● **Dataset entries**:
▼

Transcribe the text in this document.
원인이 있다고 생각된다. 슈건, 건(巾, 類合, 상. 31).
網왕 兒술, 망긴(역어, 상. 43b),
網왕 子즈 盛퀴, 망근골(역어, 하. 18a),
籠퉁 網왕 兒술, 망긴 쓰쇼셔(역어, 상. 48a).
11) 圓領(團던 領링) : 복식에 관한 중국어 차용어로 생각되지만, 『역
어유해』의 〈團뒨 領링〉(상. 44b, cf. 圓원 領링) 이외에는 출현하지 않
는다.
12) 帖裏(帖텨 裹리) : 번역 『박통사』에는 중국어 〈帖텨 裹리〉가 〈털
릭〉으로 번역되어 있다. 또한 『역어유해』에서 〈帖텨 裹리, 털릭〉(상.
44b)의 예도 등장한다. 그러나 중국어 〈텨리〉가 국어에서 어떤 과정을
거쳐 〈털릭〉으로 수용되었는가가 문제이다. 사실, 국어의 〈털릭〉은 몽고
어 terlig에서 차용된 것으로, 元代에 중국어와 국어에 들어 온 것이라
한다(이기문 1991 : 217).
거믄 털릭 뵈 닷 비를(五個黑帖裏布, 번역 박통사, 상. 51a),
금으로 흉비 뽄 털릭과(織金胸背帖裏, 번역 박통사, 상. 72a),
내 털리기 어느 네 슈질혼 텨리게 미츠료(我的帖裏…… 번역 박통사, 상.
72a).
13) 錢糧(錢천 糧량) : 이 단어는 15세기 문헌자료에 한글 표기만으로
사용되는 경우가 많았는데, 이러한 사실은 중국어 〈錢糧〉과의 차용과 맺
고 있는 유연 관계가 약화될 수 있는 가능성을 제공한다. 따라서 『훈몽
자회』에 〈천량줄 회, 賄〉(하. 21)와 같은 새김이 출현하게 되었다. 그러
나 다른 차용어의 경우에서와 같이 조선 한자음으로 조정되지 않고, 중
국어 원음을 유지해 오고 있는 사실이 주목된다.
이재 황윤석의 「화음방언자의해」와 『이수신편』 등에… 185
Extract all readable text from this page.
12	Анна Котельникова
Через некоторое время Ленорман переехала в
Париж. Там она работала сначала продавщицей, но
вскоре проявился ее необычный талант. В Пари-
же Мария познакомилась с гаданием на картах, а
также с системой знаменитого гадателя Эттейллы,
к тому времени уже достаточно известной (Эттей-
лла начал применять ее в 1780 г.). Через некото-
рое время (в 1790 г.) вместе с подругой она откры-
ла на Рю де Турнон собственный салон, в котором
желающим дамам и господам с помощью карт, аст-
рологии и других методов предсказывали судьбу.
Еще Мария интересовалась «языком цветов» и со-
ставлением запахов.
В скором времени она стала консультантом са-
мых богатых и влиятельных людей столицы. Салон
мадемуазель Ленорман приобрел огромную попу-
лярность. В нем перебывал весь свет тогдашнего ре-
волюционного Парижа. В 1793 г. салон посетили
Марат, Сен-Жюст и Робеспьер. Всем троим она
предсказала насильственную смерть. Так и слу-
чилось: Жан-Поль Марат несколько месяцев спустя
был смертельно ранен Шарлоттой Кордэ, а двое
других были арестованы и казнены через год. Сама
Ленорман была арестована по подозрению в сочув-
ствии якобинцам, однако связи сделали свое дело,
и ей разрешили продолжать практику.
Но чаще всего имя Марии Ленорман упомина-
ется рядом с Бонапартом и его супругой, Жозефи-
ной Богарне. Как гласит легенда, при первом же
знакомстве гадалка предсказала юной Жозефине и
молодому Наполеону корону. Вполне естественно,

▲

● **What is expected**:
Begin with the line that contains "Extract all readable text from this page." and set down each line exactly until the records above end, including the final line.

● **Exercise response**:
Extract all readable text from this page.
12	Анна Котельникова
Через некоторое время Ленорман переехала в
Париж. Там она работала сначала продавщицей, но
вскоре проявился ее необычный талант. В Пари-
же Мария познакомилась с гаданием на картах, а
также с системой знаменитого гадателя Эттейллы,
к тому времени уже достаточно известной (Эттей-
лла начал применять ее в 1780 г.). Через некото-
рое время (в 1790 г.) вместе с подругой она откры-
ла на Рю де Турнон собственный салон, в котором
желающим дамам и господам с помощью карт, аст-
рологии и других методов предсказывали судьбу.
Еще Мария интересовалась «языком цветов» и со-
ставлением запахов.
В скором времени она стала консультантом са-
мых богатых и влиятельных людей столицы. Салон
мадемуазель Ленорман приобрел огромную попу-
лярность. В нем перебывал весь свет тогдашнего ре-
волюционного Парижа. В 1793 г. салон посетили
Марат, Сен-Жюст и Робеспьер. Всем троим она
предсказала насильственную смерть. Так и слу-
чилось: Жан-Поль Марат несколько месяцев спустя
был смертельно ранен Шарлоттой Кордэ, а двое
других были арестованы и казнены через год. Сама
Ленорман была арестована по подозрению в сочув-
ствии якобинцам, однако связи сделали свое дело,
и ей разрешили продолжать практику.
Но чаще всего имя Марии Ленорман упомина-
ется рядом с Бонапартом и его супругой, Жозефи-
ной Богарне. Как гласит легенда, при первом же
знакомстве гадалка предсказала юной Жозефине и
молодому Наполеону корону. Вполне естественно,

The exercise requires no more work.